[[ GIVEN TEXT open ]]
Good morning. Anthropic is everywhere this morning — filing for an IPO, publishing a recursive self-improvement essay, and shipping an open-source security harness — which together read like a coordinated pre-IPO narrative. Elsewhere, a Berkeley failure-rate spike is reopening the debate over what LLMs are doing to students, and a quietly important arXiv paper asks whether transformers have been carrying unnecessary baggage for years.
Anthropic’s IPO pitch comes into focus. Daniela Amodei told TechCrunch that public markets are the natural home for the capital frontier labs need, citing $47 billion in annualized revenue in May (up from roughly $9 billion at the end of 2025) and an oversubscribed $65 billion raise at a $965 billion valuation. She brushed off enterprise ROI concerns as a learning-curve issue and defended the choice to rent compute rather than build, including a $1.25 billion/month deal with xAI that’s striking given the rivalry. As we noted Monday, the S-1 is already filed — now the roadshow narrative is taking shape.
Anthropic argues AI is already accelerating AI. A new Anthropic essay on recursive self-improvement claims engineers there now ship 8x more code per day and that AI task-completion horizons are doubling every four months. HN commenters weren’t buying it: lines-of-code is a notoriously bad productivity metric, the timing reads as IPO promotion, and several found the “if we don’t, someone else will” safety framing morally hollow. One commenter put it bluntly: regardless of whether Anthropic can build self-improving AI, the question is whether they should be allowed to without strict supervision.
And Anthropic open-sources a security harness. The company released a reference implementation for autonomous vulnerability discovery and patching with Claude, focused on C/C++ memory bugs via Docker and ASAN. The framing on HN is that it’s a “shop jig” — a starter kit pointing users toward the hosted Claude Security product, made obvious by the repo’s “not maintained, not accepting contributions” notice. One commenter noted the cost-of-building-your-own equation has shifted enough in two years that the harness itself is less interesting than the token economics behind it.
A QKV ablation paper questions transformer orthodoxy. An ICML 2026 paper, Do transformers need three projections?, finds that sharing keys and values (Q-K=V) cuts the KV cache by 50% at a 3.1% perplexity cost, and stacks with grouped query attention for up to 96.9% cache reduction. The catch, raised repeatedly on HN: the 1.2B model was trained on only 10B tokens, well below chinchilla-optimal, so whether the result holds at modern scales is unknown. One commenter suspects the exact attention mechanism matters less than how efficiently it runs on GPUs — the same story as the ReLU/GELU debate.
Berkeley’s CS failure rates jump. The Daily Cal reports that CS 10 and CS 61A saw spring 2026 failure rates of 35.3% and 10.6%, far above the department’s 7% guideline, with professor Dan Garcia blaming LLM-enabled cheating and homework crutch use leaving students unprepared for in-person exams. Nearly 30 CS 10 students were caught cheating. HN commenters flagged a buried lede: 1,300+ UC faculty are also petitioning to restore SAT/ACT requirements, citing math preparedness collapse since the tests were dropped. One CS professor described catching ChatGPT’d project submissions just by asking students to explain their architecture choices.
Quick hits. TSMC’s C.C. Wei told The Verge the company “can only support so much” AI chip demand, with US capacity expansion described as taking a “very long time” despite the $165 billion Arizona buildout. Sam Altman, Dario Amodei, Mustafa Suleyman, and Demis Hassabis signed an open letter — a follow-up to yesterday’s biosecurity push — asking Congress to mandate that synthetic DNA/RNA manufacturers screen orders for dangerous pathogen sequences. And MIT Tech Review reports that AI content in federal filings jumped from 1% to 18% over the past few years, with hallucinated citations now a routine problem and pro se litigation rising from 11% to 16.8% of cases — though using AI doesn’t appear to improve plaintiffs’ win rates.
That’s the morning. Watch whether Anthropic’s IPO filing dictates the tempo of these self-promotional safety essays — the pattern is getting hard to miss.
[[ GIVEN TEXT closed ]]
[[ SUPPLIED DATA open ]]
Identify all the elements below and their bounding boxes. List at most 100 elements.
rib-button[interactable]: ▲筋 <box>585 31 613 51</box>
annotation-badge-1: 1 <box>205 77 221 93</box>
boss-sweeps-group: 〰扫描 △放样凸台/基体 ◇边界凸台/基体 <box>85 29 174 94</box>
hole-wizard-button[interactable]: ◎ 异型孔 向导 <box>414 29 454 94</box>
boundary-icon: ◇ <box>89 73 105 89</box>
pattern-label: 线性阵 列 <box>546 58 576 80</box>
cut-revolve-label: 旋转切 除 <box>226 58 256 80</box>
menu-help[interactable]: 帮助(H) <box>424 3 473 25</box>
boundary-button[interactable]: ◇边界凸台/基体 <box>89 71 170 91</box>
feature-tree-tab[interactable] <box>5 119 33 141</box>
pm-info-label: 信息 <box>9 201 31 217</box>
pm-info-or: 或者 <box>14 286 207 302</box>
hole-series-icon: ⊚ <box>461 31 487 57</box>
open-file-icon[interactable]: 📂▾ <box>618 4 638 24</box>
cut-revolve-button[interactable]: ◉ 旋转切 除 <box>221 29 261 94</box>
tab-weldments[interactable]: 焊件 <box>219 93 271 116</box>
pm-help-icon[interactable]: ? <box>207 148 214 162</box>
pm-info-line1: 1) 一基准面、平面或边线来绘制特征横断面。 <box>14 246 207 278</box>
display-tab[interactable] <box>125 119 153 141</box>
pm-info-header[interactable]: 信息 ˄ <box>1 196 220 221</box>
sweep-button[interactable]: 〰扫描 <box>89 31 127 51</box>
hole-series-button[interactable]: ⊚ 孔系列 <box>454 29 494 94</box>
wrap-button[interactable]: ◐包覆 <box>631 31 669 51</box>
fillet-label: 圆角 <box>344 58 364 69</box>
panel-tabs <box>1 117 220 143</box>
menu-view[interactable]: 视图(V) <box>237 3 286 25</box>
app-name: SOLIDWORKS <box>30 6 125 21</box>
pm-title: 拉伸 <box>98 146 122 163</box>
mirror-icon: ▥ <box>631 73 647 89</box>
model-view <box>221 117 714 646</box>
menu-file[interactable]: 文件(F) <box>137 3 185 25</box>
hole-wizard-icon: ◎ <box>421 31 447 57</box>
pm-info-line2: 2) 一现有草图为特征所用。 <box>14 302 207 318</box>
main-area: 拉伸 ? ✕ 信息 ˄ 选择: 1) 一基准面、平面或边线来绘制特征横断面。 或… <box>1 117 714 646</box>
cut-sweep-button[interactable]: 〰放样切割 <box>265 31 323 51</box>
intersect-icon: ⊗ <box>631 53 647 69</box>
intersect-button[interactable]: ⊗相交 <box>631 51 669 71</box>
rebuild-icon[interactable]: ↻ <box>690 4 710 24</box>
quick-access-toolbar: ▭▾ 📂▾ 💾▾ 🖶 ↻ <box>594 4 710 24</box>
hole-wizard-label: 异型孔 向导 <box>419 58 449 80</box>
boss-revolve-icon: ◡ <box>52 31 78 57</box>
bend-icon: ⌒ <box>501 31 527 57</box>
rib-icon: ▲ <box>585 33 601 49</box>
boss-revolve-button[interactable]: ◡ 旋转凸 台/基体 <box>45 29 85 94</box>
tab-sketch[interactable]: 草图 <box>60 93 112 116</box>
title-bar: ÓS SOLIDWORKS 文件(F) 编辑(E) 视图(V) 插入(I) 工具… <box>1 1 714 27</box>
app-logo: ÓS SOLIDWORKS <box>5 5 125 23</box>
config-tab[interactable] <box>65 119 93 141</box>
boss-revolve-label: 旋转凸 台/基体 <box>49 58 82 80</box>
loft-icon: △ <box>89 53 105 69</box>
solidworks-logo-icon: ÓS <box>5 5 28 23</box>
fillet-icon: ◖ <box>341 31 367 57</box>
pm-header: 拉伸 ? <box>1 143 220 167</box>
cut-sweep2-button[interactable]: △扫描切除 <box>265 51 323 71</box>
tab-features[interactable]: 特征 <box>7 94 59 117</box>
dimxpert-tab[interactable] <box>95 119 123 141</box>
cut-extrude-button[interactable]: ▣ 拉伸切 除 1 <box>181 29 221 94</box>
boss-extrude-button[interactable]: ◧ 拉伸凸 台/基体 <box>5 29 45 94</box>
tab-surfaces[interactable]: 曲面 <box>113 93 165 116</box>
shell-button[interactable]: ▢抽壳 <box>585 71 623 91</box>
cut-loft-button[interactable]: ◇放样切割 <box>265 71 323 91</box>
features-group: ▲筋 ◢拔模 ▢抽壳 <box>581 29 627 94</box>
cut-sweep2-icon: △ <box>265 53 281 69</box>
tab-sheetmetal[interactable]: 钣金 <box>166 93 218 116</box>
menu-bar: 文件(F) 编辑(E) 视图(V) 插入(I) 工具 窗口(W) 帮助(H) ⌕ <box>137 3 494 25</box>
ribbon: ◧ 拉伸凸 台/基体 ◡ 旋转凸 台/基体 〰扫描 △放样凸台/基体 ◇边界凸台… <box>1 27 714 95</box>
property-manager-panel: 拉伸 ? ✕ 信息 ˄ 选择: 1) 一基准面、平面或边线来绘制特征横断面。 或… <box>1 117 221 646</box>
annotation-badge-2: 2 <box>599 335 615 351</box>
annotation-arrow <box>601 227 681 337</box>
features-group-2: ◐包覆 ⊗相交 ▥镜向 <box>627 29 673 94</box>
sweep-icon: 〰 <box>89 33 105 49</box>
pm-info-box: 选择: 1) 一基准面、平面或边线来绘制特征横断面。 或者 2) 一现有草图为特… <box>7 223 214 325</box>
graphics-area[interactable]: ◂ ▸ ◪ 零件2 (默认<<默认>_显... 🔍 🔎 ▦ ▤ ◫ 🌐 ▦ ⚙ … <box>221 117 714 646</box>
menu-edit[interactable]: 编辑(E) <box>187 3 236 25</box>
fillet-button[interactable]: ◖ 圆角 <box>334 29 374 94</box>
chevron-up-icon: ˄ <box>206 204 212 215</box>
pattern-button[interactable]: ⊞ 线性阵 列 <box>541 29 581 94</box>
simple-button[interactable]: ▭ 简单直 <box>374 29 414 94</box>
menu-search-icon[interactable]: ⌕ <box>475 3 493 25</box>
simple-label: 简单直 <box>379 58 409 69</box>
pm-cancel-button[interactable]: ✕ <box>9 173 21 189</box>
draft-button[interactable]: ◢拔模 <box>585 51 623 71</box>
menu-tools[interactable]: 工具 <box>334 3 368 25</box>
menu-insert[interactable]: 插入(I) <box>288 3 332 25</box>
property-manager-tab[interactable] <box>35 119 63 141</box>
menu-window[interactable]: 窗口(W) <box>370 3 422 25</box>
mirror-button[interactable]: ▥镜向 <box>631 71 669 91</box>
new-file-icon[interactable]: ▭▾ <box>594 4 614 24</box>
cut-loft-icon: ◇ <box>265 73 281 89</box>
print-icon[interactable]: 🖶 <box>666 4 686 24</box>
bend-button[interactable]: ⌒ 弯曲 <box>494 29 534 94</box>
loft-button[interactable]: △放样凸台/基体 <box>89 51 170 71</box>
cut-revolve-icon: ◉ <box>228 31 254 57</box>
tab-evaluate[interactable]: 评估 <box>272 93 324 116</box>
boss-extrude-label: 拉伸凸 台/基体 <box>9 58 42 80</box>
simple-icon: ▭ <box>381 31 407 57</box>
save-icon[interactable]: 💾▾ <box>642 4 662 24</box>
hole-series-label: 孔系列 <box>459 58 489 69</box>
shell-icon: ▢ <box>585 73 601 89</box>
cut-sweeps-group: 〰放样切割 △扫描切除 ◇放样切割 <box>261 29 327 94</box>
[[ SUPPLIED DATA closed ]]
(ABOUT THIS EXERCISE) Name every person the morning AI news briefing identifies by name.

(ANSWER TO THIS TASK) Daniela Amodei, Dan Garcia, C.C. Wei, Sam Altman, Dario Amodei, Mustafa Suleyman, Demis Hassabis